PROVIDED DATA:

-*-

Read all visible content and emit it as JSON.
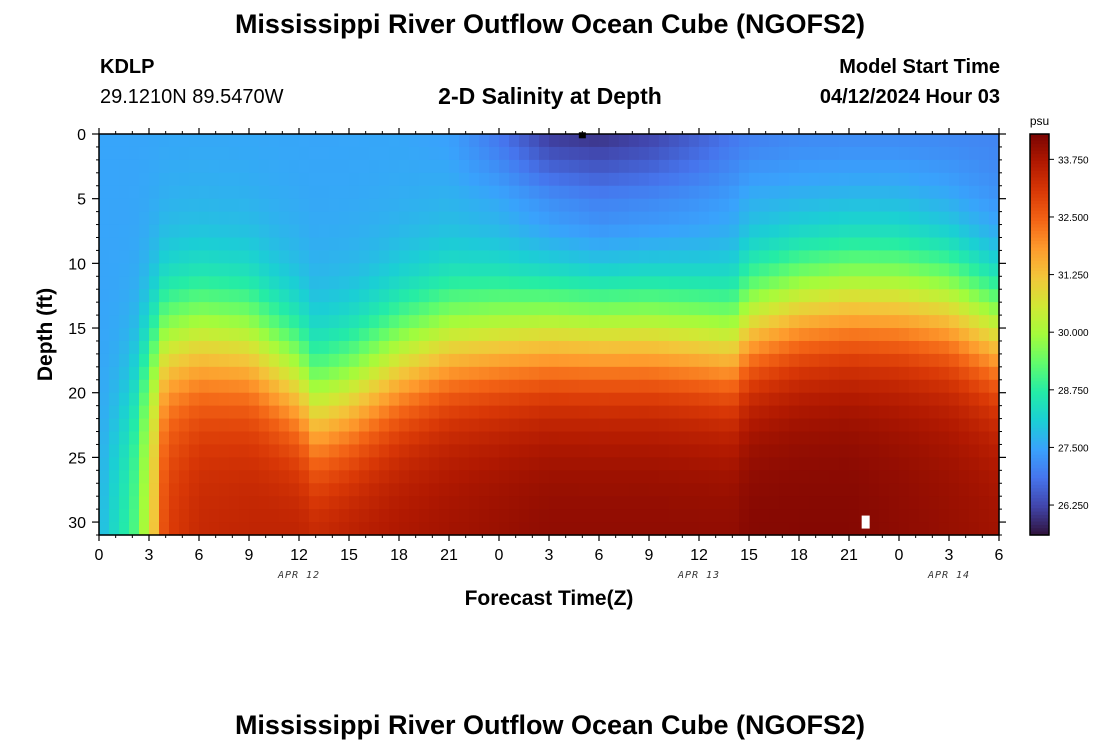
{
  "header": {
    "title": "Mississippi River Outflow Ocean Cube (NGOFS2)",
    "station": "KDLP",
    "coords": "29.1210N  89.5470W",
    "subtitle": "2-D Salinity at Depth",
    "model_start_label": "Model Start Time",
    "model_start_value": "04/12/2024 Hour 03"
  },
  "footer": {
    "title": "Mississippi River Outflow Ocean Cube (NGOFS2)"
  },
  "chart_data": {
    "type": "heatmap",
    "title": "2-D Salinity at Depth",
    "xlabel": "Forecast Time(Z)",
    "ylabel": "Depth (ft)",
    "x_tick_labels": [
      "0",
      "3",
      "6",
      "9",
      "12",
      "15",
      "18",
      "21",
      "0",
      "3",
      "6",
      "9",
      "12",
      "15",
      "18",
      "21",
      "0",
      "3",
      "6"
    ],
    "x_hours_from_apr12_00z": [
      0,
      3,
      6,
      9,
      12,
      15,
      18,
      21,
      24,
      27,
      30,
      33,
      36,
      39,
      42,
      45,
      48,
      51,
      54
    ],
    "date_labels": [
      {
        "label": "APR 12",
        "hour": 12
      },
      {
        "label": "APR 13",
        "hour": 36
      },
      {
        "label": "APR 14",
        "hour": 51
      }
    ],
    "y_ticks": [
      0,
      5,
      10,
      15,
      20,
      25,
      30
    ],
    "ylim": [
      31,
      0
    ],
    "xlim": [
      0,
      54
    ],
    "colorbar": {
      "unit": "psu",
      "ticks": [
        "33.750",
        "32.500",
        "31.250",
        "30.000",
        "28.750",
        "27.500",
        "26.250"
      ],
      "tick_values": [
        33.75,
        32.5,
        31.25,
        30.0,
        28.75,
        27.5,
        26.25
      ],
      "range": [
        25.6,
        34.3
      ],
      "colors": [
        "#30123b",
        "#4145ab",
        "#4675ed",
        "#39a2fc",
        "#1bcfd4",
        "#24eca6",
        "#61fc6c",
        "#a4fc3b",
        "#d1e834",
        "#f3c63a",
        "#fe9b2d",
        "#f36315",
        "#d93806",
        "#b11901",
        "#7a0402"
      ]
    },
    "series": [
      {
        "description": "salinity (psu) at depth",
        "x": [
          0,
          2,
          3,
          4,
          6,
          9,
          12,
          13,
          15,
          18,
          21,
          24,
          27,
          30,
          33,
          36,
          38,
          39,
          42,
          45,
          48,
          51,
          54
        ],
        "surface_psu": [
          27.5,
          27.5,
          27.5,
          27.5,
          27.5,
          27.5,
          27.5,
          27.5,
          27.5,
          27.5,
          27.4,
          26.8,
          26.0,
          25.9,
          26.1,
          26.5,
          26.8,
          26.9,
          27.0,
          27.0,
          27.0,
          27.0,
          27.0
        ],
        "mid_depth_5ft_psu": [
          27.5,
          27.5,
          27.5,
          27.5,
          27.5,
          27.5,
          27.5,
          27.5,
          27.5,
          27.5,
          27.5,
          27.3,
          26.9,
          26.7,
          26.8,
          27.0,
          27.2,
          27.3,
          27.2,
          27.2,
          27.2,
          27.1,
          27.0
        ],
        "halocline_depth_ft": [
          25.0,
          20.0,
          17.0,
          16.0,
          15.5,
          16.0,
          19.0,
          21.0,
          20.0,
          17.5,
          16.0,
          15.5,
          15.0,
          15.0,
          15.0,
          15.5,
          16.0,
          14.5,
          13.0,
          12.5,
          12.5,
          13.0,
          15.0
        ],
        "bottom_psu": [
          27.8,
          29.0,
          30.5,
          33.0,
          33.4,
          33.5,
          33.6,
          33.6,
          33.7,
          33.8,
          33.9,
          34.0,
          34.1,
          34.1,
          34.1,
          34.1,
          34.1,
          34.2,
          34.2,
          34.2,
          34.1,
          34.0,
          33.9
        ]
      }
    ],
    "markers": [
      {
        "hour": 29,
        "depth_ft": 0.1,
        "color": "#000000"
      },
      {
        "hour": 46,
        "depth_ft": 30.0,
        "color": "#ffffff"
      }
    ]
  }
}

-*-

EXERCISE AIM:
In the records above, find the lines containing "Outflow" and copy them.

WRITTEN SOLUTION:
    "title": "Mississippi River Outflow Ocean Cube (NGOFS2)",
    "title": "Mississippi River Outflow Ocean Cube (NGOFS2)"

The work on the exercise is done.